**To do:** Copy the rows from the line with "bar-male-not-low bbox=[604, 300, 615, 329]" to the line with "x-tick-label: 10.0 bbox=[289, 347, 310, 359]", replacing "bar-female-low" with "bar-women-low" and changing nothing else.

**Data supplied:**
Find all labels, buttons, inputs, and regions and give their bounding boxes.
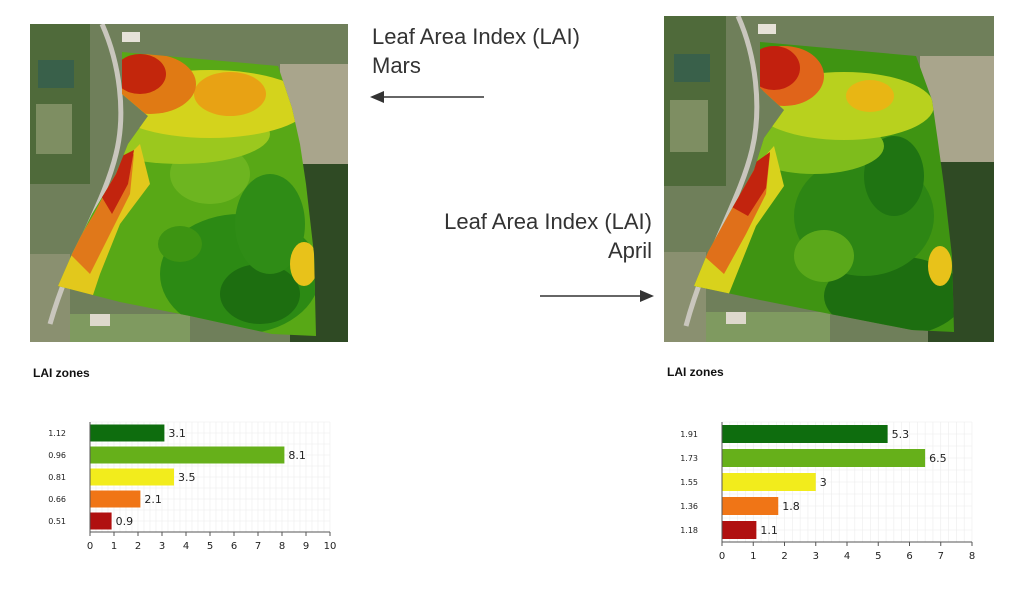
- april-caption-title: Leaf Area Index (LAI): [444, 209, 652, 234]
- x-tick-label: 1: [750, 551, 756, 562]
- bar-0.51: [90, 512, 112, 530]
- category-label: 0.51: [48, 517, 66, 526]
- value-label: 8.1: [288, 449, 306, 462]
- bar-0.66: [90, 490, 141, 508]
- x-tick-label: 6: [906, 551, 912, 562]
- value-label: 3.1: [168, 427, 186, 440]
- bar-1.12: [90, 424, 165, 442]
- aerial-field-heatmap-icon: [664, 16, 994, 342]
- bar-1.73: [722, 449, 926, 467]
- category-label: 0.81: [48, 473, 66, 482]
- x-tick-label: 3: [813, 551, 819, 562]
- category-label: 0.66: [48, 495, 66, 504]
- april-caption-month: April: [607, 238, 652, 263]
- x-tick-label: 8: [279, 541, 285, 552]
- march-lai-chart: 1.12 3.1 0.96 8.1 0.81 3.5 0.66 2.1 0.51 0.9 0 1 2 3 4…: [48, 418, 350, 568]
- category-label: 0.96: [48, 451, 66, 460]
- value-label: 1.8: [782, 500, 800, 513]
- category-label: 1.91: [680, 430, 698, 439]
- march-zones-title: LAI zones: [33, 366, 90, 380]
- aerial-field-heatmap-icon: [30, 24, 348, 342]
- left-arrow-icon: [370, 91, 484, 103]
- april-lai-bar-chart: 1.91 5.3 1.73 6.5 1.55 3 1.36 1.8 1.18 1.1 0 1 2 3 4 5 6…: [680, 421, 975, 562]
- value-label: 6.5: [929, 452, 947, 465]
- bar-1.36: [722, 497, 779, 515]
- category-label: 1.73: [680, 454, 698, 463]
- x-tick-label: 4: [183, 541, 189, 552]
- april-lai-chart: 1.91 5.3 1.73 6.5 1.55 3 1.36 1.8 1.18 1.1 0 1 2 3 4 5 6…: [680, 418, 982, 570]
- right-arrow-icon: [540, 290, 654, 302]
- march-caption-month: Mars: [372, 53, 421, 78]
- march-lai-bar-chart: 1.12 3.1 0.96 8.1 0.81 3.5 0.66 2.1 0.51 0.9 0 1 2 3 4…: [48, 421, 337, 552]
- march-lai-map: [30, 24, 348, 342]
- x-tick-label: 4: [844, 551, 850, 562]
- bar-0.96: [90, 446, 285, 464]
- x-tick-label: 7: [255, 541, 261, 552]
- x-tick-label: 0: [719, 551, 725, 562]
- bar-0.81: [90, 468, 174, 486]
- x-tick-label: 5: [207, 541, 213, 552]
- value-label: 1.1: [760, 524, 778, 537]
- bar-1.18: [722, 521, 757, 539]
- x-tick-label: 7: [938, 551, 944, 562]
- april-zones-title: LAI zones: [667, 365, 724, 379]
- category-label: 1.12: [48, 429, 66, 438]
- value-label: 0.9: [116, 515, 134, 528]
- x-tick-label: 1: [111, 541, 117, 552]
- value-label: 3: [820, 476, 827, 489]
- value-label: 2.1: [144, 493, 162, 506]
- value-label: 5.3: [892, 428, 910, 441]
- category-label: 1.18: [680, 526, 698, 535]
- category-label: 1.36: [680, 502, 698, 511]
- march-caption: Leaf Area Index (LAI) Mars: [372, 22, 580, 80]
- april-caption: Leaf Area Index (LAI) April: [380, 207, 652, 265]
- category-label: 1.55: [680, 478, 698, 487]
- x-tick-label: 6: [231, 541, 237, 552]
- x-tick-label: 9: [303, 541, 309, 552]
- april-lai-map: [664, 16, 994, 342]
- x-tick-label: 10: [324, 541, 337, 552]
- x-tick-label: 2: [135, 541, 141, 552]
- x-tick-label: 5: [875, 551, 881, 562]
- bar-1.91: [722, 425, 888, 443]
- x-tick-label: 3: [159, 541, 165, 552]
- x-tick-label: 8: [969, 551, 975, 562]
- x-tick-label: 2: [781, 551, 787, 562]
- march-caption-title: Leaf Area Index (LAI): [372, 24, 580, 49]
- value-label: 3.5: [178, 471, 196, 484]
- x-tick-label: 0: [87, 541, 93, 552]
- bar-1.55: [722, 473, 816, 491]
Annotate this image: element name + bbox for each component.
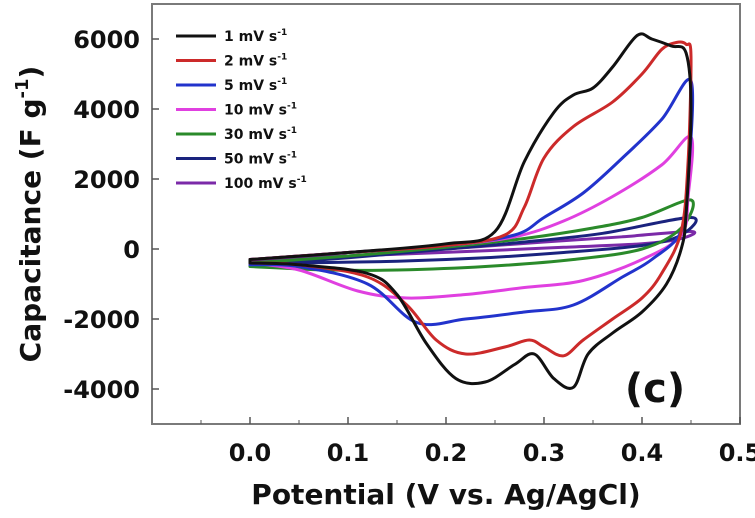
y-tick-label: 2000 [73,166,140,194]
x-tick-label: 0.3 [523,439,566,467]
y-tick-label: 0 [123,236,140,264]
y-tick-label: -2000 [63,306,140,334]
legend-label-text: 10 mV s [224,103,287,119]
legend-label-text: 30 mV s [224,127,287,143]
legend: 1 mV s-12 mV s-15 mV s-110 mV s-130 mV s… [176,28,307,192]
y-tick-label: 4000 [73,96,140,124]
legend-label-sup: -1 [277,77,287,87]
legend-label-text: 5 mV s [224,78,277,94]
legend-label-sup: -1 [287,151,297,161]
y-tick-label: -4000 [63,376,140,404]
y-axis-title-main: Capacitance (F g [14,98,47,362]
legend-label-sup: -1 [287,126,297,136]
series-line-4 [248,198,695,272]
legend-label: 5 mV s-1 [224,77,287,94]
axis-ticks: 0.0 0.1 0.2 0.3 0.4 0.5 -4000 -2000 0 2000 4000 600… [63,26,755,467]
legend-label: 10 mV s-1 [224,102,297,119]
x-tick-label: 0.2 [425,439,468,467]
x-tick-label: 0.5 [719,439,755,467]
y-axis-title-sup: -1 [12,78,33,98]
legend-label: 30 mV s-1 [224,126,297,143]
legend-label-text: 1 mV s [224,29,277,45]
legend-label-text: 50 mV s [224,152,287,168]
x-tick-label: 0.4 [621,439,664,467]
y-axis-title-close: ) [14,66,47,79]
panel-label: (c) [625,366,685,412]
legend-label-sup: -1 [297,175,307,185]
series-group [248,32,698,390]
series-line-1 [248,40,693,358]
y-tick-label: 6000 [73,26,140,54]
legend-label: 50 mV s-1 [224,151,297,168]
legend-label-text: 100 mV s [224,176,297,192]
legend-label: 100 mV s-1 [224,175,307,192]
legend-label: 2 mV s-1 [224,53,287,70]
y-axis-title: Capacitance (F g-1) [12,66,47,363]
series-line-0 [248,32,693,390]
legend-label-sup: -1 [287,102,297,112]
series-line-2 [248,77,695,327]
legend-label: 1 mV s-1 [224,28,287,45]
legend-label-text: 2 mV s [224,54,277,70]
x-axis-title: Potential (V vs. Ag/AgCl) [251,478,640,511]
legend-label-sup: -1 [277,53,287,63]
x-tick-label: 0.0 [229,439,272,467]
x-tick-label: 0.1 [327,439,370,467]
legend-label-sup: -1 [277,28,287,38]
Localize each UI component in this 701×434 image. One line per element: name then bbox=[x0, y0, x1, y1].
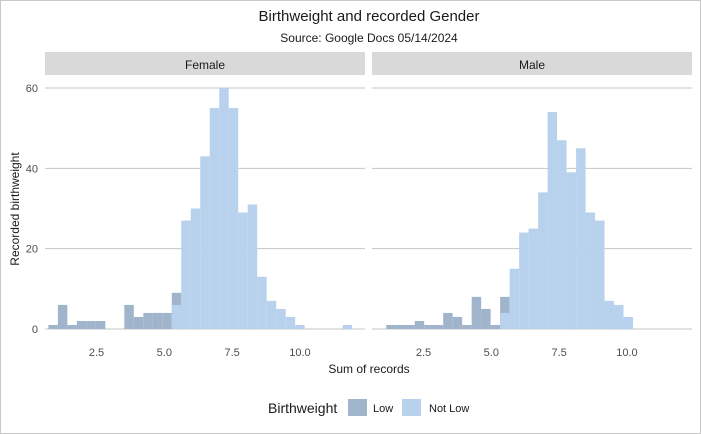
bar-male-not-low bbox=[604, 300, 615, 329]
legend: Birthweight Low Not Low bbox=[268, 399, 469, 416]
bar-male-low bbox=[490, 324, 501, 329]
bar-female-low bbox=[124, 304, 134, 329]
bar-male-low bbox=[395, 324, 406, 329]
bar-male-not-low bbox=[547, 112, 558, 329]
bar-female-low bbox=[86, 320, 96, 329]
bar-male-low bbox=[471, 296, 482, 329]
bar-female-not-low bbox=[257, 276, 267, 329]
bar-female-not-low bbox=[295, 324, 305, 329]
bar-female-low bbox=[57, 304, 68, 329]
bar-male-not-low bbox=[595, 220, 605, 329]
facet-strip-label-male: Male bbox=[519, 58, 545, 72]
y-tick-label: 60 bbox=[26, 83, 38, 95]
x-tick-label: 10.0 bbox=[289, 347, 310, 359]
x-tick-label: 2.5 bbox=[89, 347, 104, 359]
bar-female-not-low bbox=[238, 212, 248, 329]
x-tick-label: 7.5 bbox=[551, 347, 566, 359]
bar-female-not-low bbox=[247, 204, 258, 329]
x-tick-label: 5.0 bbox=[484, 347, 499, 359]
bar-male-not-low bbox=[538, 192, 548, 329]
bar-male-not-low bbox=[623, 316, 634, 329]
bar-male-low bbox=[452, 316, 463, 329]
bar-female-not-low bbox=[285, 316, 296, 329]
bar-female-low bbox=[67, 324, 77, 329]
x-axis-label: Sum of records bbox=[328, 362, 409, 376]
bar-male-low bbox=[405, 324, 415, 329]
bar-female-not-low bbox=[266, 300, 277, 329]
y-tick-label: 20 bbox=[26, 244, 38, 256]
x-tick-label: 2.5 bbox=[416, 347, 431, 359]
bar-female-not-low bbox=[200, 156, 210, 329]
bar-female-not-low bbox=[219, 88, 229, 329]
facet-strip-female bbox=[45, 52, 365, 75]
legend-label-not-low: Not Low bbox=[429, 403, 469, 415]
bar-female-low bbox=[48, 324, 58, 329]
bar-male-low bbox=[414, 320, 425, 329]
bar-female-low bbox=[133, 316, 144, 329]
bar-female-low bbox=[162, 312, 172, 329]
bar-female-not-low bbox=[276, 308, 286, 329]
chart-title: Birthweight and recorded Gender bbox=[259, 8, 480, 25]
x-tick-label: 7.5 bbox=[224, 347, 239, 359]
bar-female-not-low bbox=[190, 208, 201, 329]
bar-male-not-low bbox=[585, 212, 596, 329]
bar-female-low bbox=[152, 312, 163, 329]
bar-male-low bbox=[481, 308, 491, 329]
facet-strip-label-female: Female bbox=[185, 58, 225, 72]
bar-male-not-low bbox=[509, 268, 520, 329]
bar-male-not-low bbox=[519, 232, 529, 329]
legend-title: Birthweight bbox=[268, 400, 337, 416]
bar-male-low bbox=[443, 312, 453, 329]
bar-male-not-low bbox=[528, 228, 539, 329]
bar-male-not-low bbox=[557, 140, 567, 329]
bar-female-low bbox=[76, 320, 87, 329]
bar-male-low bbox=[433, 324, 444, 329]
facets-group: Female 2.5 5.0 7.5 10.0 0 20 40 60 Male 2.5 5.0 7.5 1… bbox=[26, 52, 692, 359]
bar-female-low bbox=[95, 320, 106, 329]
x-tick-label: 10.0 bbox=[616, 347, 637, 359]
y-axis-label: Recorded birthweight bbox=[8, 152, 22, 266]
bar-female-not-low bbox=[171, 304, 182, 329]
bar-female-not-low bbox=[209, 108, 220, 329]
legend-swatch-low bbox=[348, 399, 367, 416]
y-tick-label: 40 bbox=[26, 163, 38, 175]
bar-female-not-low bbox=[228, 108, 239, 329]
bar-male-low bbox=[386, 324, 396, 329]
bar-female-not-low bbox=[181, 220, 191, 329]
bar-male-low bbox=[424, 324, 434, 329]
chart-subtitle: Source: Google Docs 05/14/2024 bbox=[280, 31, 458, 45]
bar-female-not-low bbox=[342, 324, 353, 329]
y-tick-label: 0 bbox=[32, 324, 38, 336]
bar-female-low bbox=[143, 312, 153, 329]
bar-male-not-low bbox=[576, 148, 586, 329]
bar-male-not-low bbox=[566, 172, 577, 329]
bar-male-not-low bbox=[500, 312, 510, 329]
bar-male-low bbox=[462, 324, 472, 329]
x-tick-label: 5.0 bbox=[157, 347, 172, 359]
legend-label-low: Low bbox=[373, 403, 393, 415]
facet-strip-male bbox=[372, 52, 692, 75]
bar-male-not-low bbox=[614, 304, 624, 329]
legend-swatch-not-low bbox=[402, 399, 421, 416]
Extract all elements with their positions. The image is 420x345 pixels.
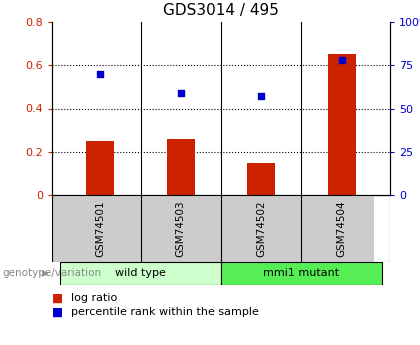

**Solution to the problem:**
bar-male-not-low bbox=[604, 300, 615, 329]
legend: Birthweight Low Not Low bbox=[268, 399, 469, 416]
bar-male-low bbox=[490, 324, 501, 329]
bar-women-low bbox=[124, 304, 134, 329]
bar-male-low bbox=[395, 324, 406, 329]
bar-male-not-low bbox=[547, 112, 558, 329]
bar-women-low bbox=[86, 320, 96, 329]
bar-male-low bbox=[471, 296, 482, 329]
bar-female-not-low bbox=[257, 276, 267, 329]
bar-female-not-low bbox=[295, 324, 305, 329]
bar-women-low bbox=[57, 304, 68, 329]
bar-male-not-low bbox=[595, 220, 605, 329]
facet-strip-label-male: Male bbox=[519, 58, 545, 72]
y-tick-label: 60 bbox=[26, 83, 38, 95]
x-tick-label: 10.0 bbox=[289, 347, 310, 359]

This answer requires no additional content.